→ **The task**: Find the lines holding "образования" and copy them.

→ **Stored data**:
====================

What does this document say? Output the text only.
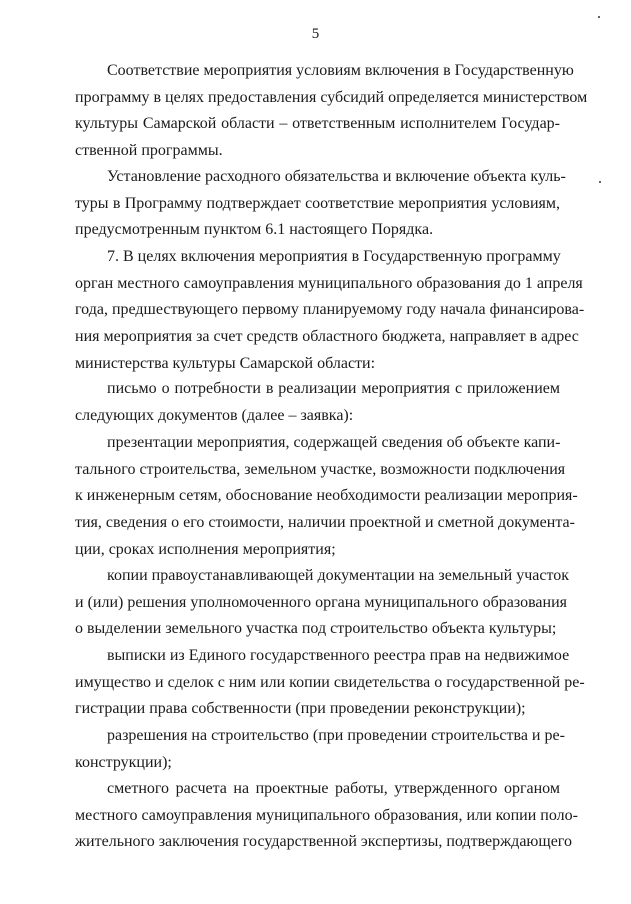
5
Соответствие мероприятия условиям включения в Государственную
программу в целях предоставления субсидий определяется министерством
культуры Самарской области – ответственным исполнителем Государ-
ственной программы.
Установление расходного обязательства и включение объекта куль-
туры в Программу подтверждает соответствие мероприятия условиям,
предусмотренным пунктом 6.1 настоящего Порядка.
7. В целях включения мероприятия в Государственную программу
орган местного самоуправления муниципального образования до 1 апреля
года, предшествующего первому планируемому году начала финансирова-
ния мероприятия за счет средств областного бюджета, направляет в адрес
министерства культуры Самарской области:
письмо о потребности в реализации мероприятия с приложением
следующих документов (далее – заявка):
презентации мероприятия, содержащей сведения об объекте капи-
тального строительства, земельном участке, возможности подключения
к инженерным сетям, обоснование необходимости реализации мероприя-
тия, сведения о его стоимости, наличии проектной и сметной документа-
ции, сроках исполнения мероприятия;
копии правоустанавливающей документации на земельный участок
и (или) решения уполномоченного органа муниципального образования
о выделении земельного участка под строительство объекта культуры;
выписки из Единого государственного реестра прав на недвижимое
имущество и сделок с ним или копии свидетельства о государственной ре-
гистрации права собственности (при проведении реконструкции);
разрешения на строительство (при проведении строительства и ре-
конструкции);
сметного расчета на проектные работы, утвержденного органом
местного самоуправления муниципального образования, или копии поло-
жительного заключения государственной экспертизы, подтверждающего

====================

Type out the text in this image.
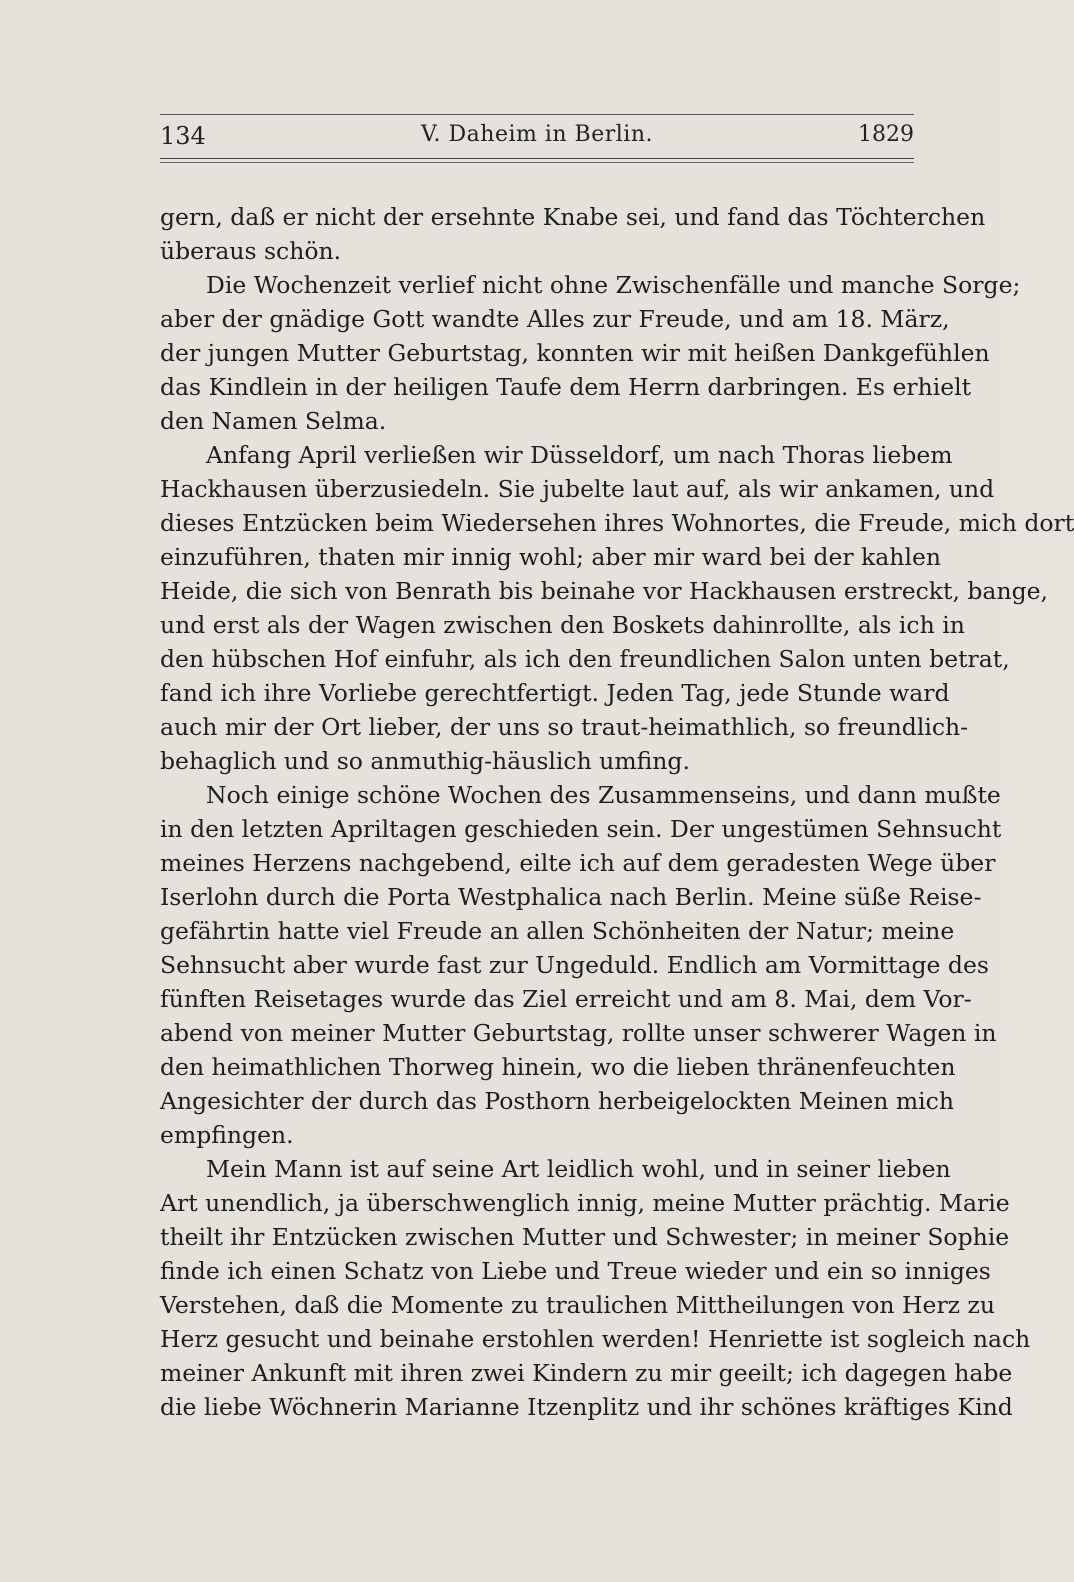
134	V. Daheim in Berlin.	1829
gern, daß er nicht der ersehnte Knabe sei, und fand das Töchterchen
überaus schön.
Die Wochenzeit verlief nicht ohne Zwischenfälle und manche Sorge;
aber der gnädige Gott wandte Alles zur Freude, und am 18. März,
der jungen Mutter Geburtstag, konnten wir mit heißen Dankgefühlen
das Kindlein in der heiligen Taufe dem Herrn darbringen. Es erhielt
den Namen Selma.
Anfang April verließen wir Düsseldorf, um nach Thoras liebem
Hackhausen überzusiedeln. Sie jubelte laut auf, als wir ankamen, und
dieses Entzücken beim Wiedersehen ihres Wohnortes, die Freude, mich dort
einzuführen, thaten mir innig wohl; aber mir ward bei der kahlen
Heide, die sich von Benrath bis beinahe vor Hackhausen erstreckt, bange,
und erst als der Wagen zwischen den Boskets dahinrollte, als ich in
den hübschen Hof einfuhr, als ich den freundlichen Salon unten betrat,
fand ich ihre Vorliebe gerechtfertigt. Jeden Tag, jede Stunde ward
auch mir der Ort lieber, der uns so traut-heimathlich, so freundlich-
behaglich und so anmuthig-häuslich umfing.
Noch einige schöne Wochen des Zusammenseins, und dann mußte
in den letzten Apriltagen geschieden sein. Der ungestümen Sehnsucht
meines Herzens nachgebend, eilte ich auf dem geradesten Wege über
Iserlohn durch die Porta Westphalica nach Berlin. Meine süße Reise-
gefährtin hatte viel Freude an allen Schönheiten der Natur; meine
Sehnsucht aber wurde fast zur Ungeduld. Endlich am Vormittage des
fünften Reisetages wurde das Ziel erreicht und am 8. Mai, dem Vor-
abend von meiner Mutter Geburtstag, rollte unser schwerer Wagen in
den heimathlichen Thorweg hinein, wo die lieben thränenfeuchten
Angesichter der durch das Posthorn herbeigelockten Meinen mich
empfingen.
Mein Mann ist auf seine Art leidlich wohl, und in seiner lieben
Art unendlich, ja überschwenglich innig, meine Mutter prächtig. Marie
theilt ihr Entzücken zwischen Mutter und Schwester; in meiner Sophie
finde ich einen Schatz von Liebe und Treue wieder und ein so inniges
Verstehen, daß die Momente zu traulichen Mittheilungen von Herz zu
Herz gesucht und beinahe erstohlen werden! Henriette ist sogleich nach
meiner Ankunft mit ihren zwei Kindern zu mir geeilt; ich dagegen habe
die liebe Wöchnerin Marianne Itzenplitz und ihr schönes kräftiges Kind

====================

→ **Result**:
орган местного самоуправления муниципального образования до 1 апреля
и (или) решения уполномоченного органа муниципального образования
местного самоуправления муниципального образования, или копии поло-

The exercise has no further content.